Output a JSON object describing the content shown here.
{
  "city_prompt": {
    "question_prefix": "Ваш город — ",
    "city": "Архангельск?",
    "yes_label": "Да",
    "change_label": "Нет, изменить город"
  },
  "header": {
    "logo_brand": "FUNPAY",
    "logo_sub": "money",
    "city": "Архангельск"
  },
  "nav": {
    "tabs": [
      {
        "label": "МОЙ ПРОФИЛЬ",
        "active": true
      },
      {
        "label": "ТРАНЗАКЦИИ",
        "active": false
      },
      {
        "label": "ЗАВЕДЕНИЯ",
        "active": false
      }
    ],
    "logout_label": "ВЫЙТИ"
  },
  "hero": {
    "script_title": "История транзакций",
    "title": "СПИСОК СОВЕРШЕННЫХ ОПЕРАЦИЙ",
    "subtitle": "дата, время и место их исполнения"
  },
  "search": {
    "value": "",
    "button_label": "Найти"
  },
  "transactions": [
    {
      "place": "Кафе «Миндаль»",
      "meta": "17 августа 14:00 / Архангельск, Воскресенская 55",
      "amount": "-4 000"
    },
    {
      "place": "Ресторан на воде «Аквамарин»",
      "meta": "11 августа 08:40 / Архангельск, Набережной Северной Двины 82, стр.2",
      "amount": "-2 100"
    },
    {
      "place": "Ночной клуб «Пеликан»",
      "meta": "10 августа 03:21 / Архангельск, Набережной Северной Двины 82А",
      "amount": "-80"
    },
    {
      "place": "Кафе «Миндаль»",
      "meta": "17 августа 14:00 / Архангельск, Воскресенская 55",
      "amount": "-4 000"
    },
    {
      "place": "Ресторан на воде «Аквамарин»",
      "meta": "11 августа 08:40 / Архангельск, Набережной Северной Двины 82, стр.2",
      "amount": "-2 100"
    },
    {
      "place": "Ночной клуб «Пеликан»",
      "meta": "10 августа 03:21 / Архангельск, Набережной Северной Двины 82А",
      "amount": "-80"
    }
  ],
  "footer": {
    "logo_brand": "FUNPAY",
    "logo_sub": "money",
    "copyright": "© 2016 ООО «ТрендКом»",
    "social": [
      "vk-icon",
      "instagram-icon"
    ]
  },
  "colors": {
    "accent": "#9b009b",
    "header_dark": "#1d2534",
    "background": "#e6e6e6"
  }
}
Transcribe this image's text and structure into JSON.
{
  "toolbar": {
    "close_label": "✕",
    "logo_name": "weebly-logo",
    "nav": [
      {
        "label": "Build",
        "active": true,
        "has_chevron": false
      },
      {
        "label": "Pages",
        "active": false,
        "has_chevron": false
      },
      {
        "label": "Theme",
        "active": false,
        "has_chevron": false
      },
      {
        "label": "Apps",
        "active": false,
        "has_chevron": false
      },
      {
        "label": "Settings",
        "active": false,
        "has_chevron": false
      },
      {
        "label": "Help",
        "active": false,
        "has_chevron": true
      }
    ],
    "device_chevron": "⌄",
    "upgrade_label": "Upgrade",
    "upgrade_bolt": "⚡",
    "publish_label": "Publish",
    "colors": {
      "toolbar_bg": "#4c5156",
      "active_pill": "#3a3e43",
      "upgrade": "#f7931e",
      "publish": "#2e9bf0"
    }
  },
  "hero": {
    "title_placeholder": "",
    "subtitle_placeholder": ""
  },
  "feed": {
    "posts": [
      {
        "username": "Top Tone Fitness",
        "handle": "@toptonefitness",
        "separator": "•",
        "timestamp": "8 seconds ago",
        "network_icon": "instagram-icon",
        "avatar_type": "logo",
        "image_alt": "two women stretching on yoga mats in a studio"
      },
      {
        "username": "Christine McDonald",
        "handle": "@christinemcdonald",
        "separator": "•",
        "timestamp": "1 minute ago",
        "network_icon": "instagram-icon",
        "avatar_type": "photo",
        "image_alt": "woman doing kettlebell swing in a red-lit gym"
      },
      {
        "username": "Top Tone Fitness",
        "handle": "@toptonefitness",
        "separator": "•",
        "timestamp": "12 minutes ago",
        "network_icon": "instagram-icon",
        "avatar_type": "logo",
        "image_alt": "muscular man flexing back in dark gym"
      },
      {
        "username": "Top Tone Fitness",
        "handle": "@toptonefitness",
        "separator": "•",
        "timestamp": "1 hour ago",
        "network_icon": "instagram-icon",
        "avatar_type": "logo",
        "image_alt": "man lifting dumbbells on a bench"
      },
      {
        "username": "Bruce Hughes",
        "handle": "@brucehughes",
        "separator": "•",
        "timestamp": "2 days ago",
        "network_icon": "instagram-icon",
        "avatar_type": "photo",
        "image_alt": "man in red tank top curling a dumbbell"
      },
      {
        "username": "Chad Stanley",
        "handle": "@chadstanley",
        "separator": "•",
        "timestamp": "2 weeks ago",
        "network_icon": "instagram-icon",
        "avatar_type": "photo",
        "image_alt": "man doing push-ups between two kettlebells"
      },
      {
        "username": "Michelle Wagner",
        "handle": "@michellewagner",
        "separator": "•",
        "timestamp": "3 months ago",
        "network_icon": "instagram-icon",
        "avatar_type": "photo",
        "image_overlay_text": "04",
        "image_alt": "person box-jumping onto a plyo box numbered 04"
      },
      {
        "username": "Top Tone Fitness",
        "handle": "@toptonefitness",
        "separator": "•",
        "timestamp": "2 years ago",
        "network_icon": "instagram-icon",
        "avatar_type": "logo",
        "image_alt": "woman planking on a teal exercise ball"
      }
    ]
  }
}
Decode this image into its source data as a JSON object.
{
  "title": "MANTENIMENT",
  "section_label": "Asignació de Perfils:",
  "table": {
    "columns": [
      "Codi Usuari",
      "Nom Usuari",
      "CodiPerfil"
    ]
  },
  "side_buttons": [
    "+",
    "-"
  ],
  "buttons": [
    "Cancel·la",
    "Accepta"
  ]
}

Given exercise → Please quote the data above in full, with no line missing.

Task result →
Output a JSON object describing the content shown here.
{
  "city_prompt": {
    "question_prefix": "Ваш город — ",
    "city": "Архангельск?",
    "yes_label": "Да",
    "change_label": "Нет, изменить город"
  },
  "header": {
    "logo_brand": "FUNPAY",
    "logo_sub": "money",
    "city": "Архангельск"
  },
  "nav": {
    "tabs": [
      {
        "label": "МОЙ ПРОФИЛЬ",
        "active": true
      },
      {
        "label": "ТРАНЗАКЦИИ",
        "active": false
      },
      {
        "label": "ЗАВЕДЕНИЯ",
        "active": false
      }
    ],
    "logout_label": "ВЫЙТИ"
  },
  "hero": {
    "script_title": "История транзакций",
    "title": "СПИСОК СОВЕРШЕННЫХ ОПЕРАЦИЙ",
    "subtitle": "дата, время и место их исполнения"
  },
  "search": {
    "value": "",
    "button_label": "Найти"
  },
  "transactions": [
    {
      "place": "Кафе «Миндаль»",
      "meta": "17 августа 14:00 / Архангельск, Воскресенская 55",
      "amount": "-4 000"
    },
    {
      "place": "Ресторан на воде «Аквамарин»",
      "meta": "11 августа 08:40 / Архангельск, Набережной Северной Двины 82, стр.2",
      "amount": "-2 100"
    },
    {
      "place": "Ночной клуб «Пеликан»",
      "meta": "10 августа 03:21 / Архангельск, Набережной Северной Двины 82А",
      "amount": "-80"
    },
    {
      "place": "Кафе «Миндаль»",
      "meta": "17 августа 14:00 / Архангельск, Воскресенская 55",
      "amount": "-4 000"
    },
    {
      "place": "Ресторан на воде «Аквамарин»",
      "meta": "11 августа 08:40 / Архангельск, Набережной Северной Двины 82, стр.2",
      "amount": "-2 100"
    },
    {
      "place": "Ночной клуб «Пеликан»",
      "meta": "10 августа 03:21 / Архангельск, Набережной Северной Двины 82А",
      "amount": "-80"
    }
  ],
  "footer": {
    "logo_brand": "FUNPAY",
    "logo_sub": "money",
    "copyright": "© 2016 ООО «ТрендКом»",
    "social": [
      "vk-icon",
      "instagram-icon"
    ]
  },
  "colors": {
    "accent": "#9b009b",
    "header_dark": "#1d2534",
    "background": "#e6e6e6"
  }
}
Transcribe this image's text and structure into JSON.
{
  "toolbar": {
    "close_label": "✕",
    "logo_name": "weebly-logo",
    "nav": [
      {
        "label": "Build",
        "active": true,
        "has_chevron": false
      },
      {
        "label": "Pages",
        "active": false,
        "has_chevron": false
      },
      {
        "label": "Theme",
        "active": false,
        "has_chevron": false
      },
      {
        "label": "Apps",
        "active": false,
        "has_chevron": false
      },
      {
        "label": "Settings",
        "active": false,
        "has_chevron": false
      },
      {
        "label": "Help",
        "active": false,
        "has_chevron": true
      }
    ],
    "device_chevron": "⌄",
    "upgrade_label": "Upgrade",
    "upgrade_bolt": "⚡",
    "publish_label": "Publish",
    "colors": {
      "toolbar_bg": "#4c5156",
      "active_pill": "#3a3e43",
      "upgrade": "#f7931e",
      "publish": "#2e9bf0"
    }
  },
  "hero": {
    "title_placeholder": "",
    "subtitle_placeholder": ""
  },
  "feed": {
    "posts": [
      {
        "username": "Top Tone Fitness",
        "handle": "@toptonefitness",
        "separator": "•",
        "timestamp": "8 seconds ago",
        "network_icon": "instagram-icon",
        "avatar_type": "logo",
        "image_alt": "two women stretching on yoga mats in a studio"
      },
      {
        "username": "Christine McDonald",
        "handle": "@christinemcdonald",
        "separator": "•",
        "timestamp": "1 minute ago",
        "network_icon": "instagram-icon",
        "avatar_type": "photo",
        "image_alt": "woman doing kettlebell swing in a red-lit gym"
      },
      {
        "username": "Top Tone Fitness",
        "handle": "@toptonefitness",
        "separator": "•",
        "timestamp": "12 minutes ago",
        "network_icon": "instagram-icon",
        "avatar_type": "logo",
        "image_alt": "muscular man flexing back in dark gym"
      },
      {
        "username": "Top Tone Fitness",
        "handle": "@toptonefitness",
        "separator": "•",
        "timestamp": "1 hour ago",
        "network_icon": "instagram-icon",
        "avatar_type": "logo",
        "image_alt": "man lifting dumbbells on a bench"
      },
      {
        "username": "Bruce Hughes",
        "handle": "@brucehughes",
        "separator": "•",
        "timestamp": "2 days ago",
        "network_icon": "instagram-icon",
        "avatar_type": "photo",
        "image_alt": "man in red tank top curling a dumbbell"
      },
      {
        "username": "Chad Stanley",
        "handle": "@chadstanley",
        "separator": "•",
        "timestamp": "2 weeks ago",
        "network_icon": "instagram-icon",
        "avatar_type": "photo",
        "image_alt": "man doing push-ups between two kettlebells"
      },
      {
        "username": "Michelle Wagner",
        "handle": "@michellewagner",
        "separator": "•",
        "timestamp": "3 months ago",
        "network_icon": "instagram-icon",
        "avatar_type": "photo",
        "image_overlay_text": "04",
        "image_alt": "person box-jumping onto a plyo box numbered 04"
      },
      {
        "username": "Top Tone Fitness",
        "handle": "@toptonefitness",
        "separator": "•",
        "timestamp": "2 years ago",
        "network_icon": "instagram-icon",
        "avatar_type": "logo",
        "image_alt": "woman planking on a teal exercise ball"
      }
    ]
  }
}
Decode this image into its source data as a JSON object.
{
  "title": "MANTENIMENT",
  "section_label": "Asignació de Perfils:",
  "table": {
    "columns": [
      "Codi Usuari",
      "Nom Usuari",
      "CodiPerfil"
    ]
  },
  "side_buttons": [
    "+",
    "-"
  ],
  "buttons": [
    "Cancel·la",
    "Accepta"
  ]
}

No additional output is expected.